What is being asked
State how many lines of the listing below include the word "some". Give only the number.

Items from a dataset
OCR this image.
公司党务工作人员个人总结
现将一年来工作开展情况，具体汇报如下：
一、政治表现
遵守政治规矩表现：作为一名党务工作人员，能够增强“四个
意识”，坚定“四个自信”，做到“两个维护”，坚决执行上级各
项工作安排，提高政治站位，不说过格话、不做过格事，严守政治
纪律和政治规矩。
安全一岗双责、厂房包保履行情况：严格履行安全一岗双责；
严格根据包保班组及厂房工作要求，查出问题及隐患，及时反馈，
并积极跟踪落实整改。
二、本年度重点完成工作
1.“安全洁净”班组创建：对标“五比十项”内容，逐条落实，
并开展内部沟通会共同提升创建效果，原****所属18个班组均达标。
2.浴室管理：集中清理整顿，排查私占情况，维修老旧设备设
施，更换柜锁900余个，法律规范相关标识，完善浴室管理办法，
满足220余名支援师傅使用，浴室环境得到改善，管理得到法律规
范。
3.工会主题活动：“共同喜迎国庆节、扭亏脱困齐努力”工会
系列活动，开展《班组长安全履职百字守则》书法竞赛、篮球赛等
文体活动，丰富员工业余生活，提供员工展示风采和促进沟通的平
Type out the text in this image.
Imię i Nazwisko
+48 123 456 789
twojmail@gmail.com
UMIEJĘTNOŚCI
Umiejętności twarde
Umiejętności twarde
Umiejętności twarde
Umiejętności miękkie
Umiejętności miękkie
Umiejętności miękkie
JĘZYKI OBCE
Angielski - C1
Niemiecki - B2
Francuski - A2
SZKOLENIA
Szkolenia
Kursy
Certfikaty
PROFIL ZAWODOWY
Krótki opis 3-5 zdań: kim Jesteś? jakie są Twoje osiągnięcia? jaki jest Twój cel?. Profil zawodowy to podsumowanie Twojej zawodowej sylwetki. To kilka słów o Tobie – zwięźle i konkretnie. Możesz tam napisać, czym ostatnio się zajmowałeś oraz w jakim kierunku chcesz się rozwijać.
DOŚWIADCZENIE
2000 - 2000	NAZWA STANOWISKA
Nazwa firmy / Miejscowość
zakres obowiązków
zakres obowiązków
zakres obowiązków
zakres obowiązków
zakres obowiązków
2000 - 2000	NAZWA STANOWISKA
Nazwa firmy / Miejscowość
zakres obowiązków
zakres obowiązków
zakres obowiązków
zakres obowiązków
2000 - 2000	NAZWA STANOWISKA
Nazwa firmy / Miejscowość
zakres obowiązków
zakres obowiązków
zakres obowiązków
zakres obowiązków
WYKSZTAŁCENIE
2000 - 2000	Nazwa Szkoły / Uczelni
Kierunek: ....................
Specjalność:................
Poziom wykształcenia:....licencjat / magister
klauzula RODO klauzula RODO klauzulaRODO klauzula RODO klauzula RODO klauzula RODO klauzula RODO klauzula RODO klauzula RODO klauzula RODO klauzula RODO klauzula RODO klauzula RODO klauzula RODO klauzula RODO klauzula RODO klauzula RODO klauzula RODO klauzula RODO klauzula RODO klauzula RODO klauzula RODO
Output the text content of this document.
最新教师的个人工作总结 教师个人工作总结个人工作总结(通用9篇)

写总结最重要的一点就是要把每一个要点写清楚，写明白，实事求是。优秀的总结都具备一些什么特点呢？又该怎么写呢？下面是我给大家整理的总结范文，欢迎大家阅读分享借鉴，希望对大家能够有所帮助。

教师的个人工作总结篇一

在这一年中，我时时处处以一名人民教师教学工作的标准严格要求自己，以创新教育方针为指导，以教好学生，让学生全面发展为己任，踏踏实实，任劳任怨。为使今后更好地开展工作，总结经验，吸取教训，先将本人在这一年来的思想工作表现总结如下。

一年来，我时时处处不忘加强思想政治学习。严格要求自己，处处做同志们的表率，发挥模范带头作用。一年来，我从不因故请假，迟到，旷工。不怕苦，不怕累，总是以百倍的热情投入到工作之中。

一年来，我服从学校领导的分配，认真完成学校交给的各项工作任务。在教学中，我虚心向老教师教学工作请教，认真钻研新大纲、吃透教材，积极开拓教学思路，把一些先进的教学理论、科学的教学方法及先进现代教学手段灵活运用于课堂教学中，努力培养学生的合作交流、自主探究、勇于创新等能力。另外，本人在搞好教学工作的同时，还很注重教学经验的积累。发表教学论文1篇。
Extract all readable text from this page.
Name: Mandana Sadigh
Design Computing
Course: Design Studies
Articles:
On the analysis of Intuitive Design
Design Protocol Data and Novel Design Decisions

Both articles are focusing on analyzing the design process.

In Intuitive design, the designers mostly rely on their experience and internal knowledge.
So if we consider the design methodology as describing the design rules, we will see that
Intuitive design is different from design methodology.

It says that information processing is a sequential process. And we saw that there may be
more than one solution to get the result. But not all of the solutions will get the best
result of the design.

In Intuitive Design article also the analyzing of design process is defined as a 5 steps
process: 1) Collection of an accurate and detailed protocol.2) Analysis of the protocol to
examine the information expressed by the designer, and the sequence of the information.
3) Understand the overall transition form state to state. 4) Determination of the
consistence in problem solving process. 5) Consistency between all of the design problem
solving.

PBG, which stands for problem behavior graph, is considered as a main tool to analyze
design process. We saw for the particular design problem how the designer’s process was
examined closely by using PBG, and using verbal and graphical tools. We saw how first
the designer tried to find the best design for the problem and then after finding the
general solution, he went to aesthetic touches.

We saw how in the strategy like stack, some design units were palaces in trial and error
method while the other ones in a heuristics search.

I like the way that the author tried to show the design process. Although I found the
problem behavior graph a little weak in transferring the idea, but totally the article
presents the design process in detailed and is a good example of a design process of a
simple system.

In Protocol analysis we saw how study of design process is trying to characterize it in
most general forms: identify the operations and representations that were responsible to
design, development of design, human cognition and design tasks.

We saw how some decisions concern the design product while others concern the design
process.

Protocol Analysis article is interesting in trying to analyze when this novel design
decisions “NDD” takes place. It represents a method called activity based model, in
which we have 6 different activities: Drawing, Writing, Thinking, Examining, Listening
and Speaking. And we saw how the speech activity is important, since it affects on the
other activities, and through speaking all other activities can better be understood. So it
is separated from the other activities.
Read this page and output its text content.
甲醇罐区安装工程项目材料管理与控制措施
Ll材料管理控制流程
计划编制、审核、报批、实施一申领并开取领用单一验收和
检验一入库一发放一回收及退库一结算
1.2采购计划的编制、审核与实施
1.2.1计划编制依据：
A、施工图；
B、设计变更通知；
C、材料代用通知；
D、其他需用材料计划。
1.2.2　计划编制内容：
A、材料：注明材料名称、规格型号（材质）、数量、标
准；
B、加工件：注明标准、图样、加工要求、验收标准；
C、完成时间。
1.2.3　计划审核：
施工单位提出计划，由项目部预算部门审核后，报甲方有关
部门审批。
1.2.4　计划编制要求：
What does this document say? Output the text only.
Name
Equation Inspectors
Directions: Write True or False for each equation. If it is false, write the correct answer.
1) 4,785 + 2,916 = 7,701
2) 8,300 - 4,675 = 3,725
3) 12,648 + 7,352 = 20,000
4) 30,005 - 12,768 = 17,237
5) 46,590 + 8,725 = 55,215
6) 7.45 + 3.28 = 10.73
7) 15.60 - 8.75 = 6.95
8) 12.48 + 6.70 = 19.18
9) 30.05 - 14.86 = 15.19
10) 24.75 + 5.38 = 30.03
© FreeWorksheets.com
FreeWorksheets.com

Written answer
2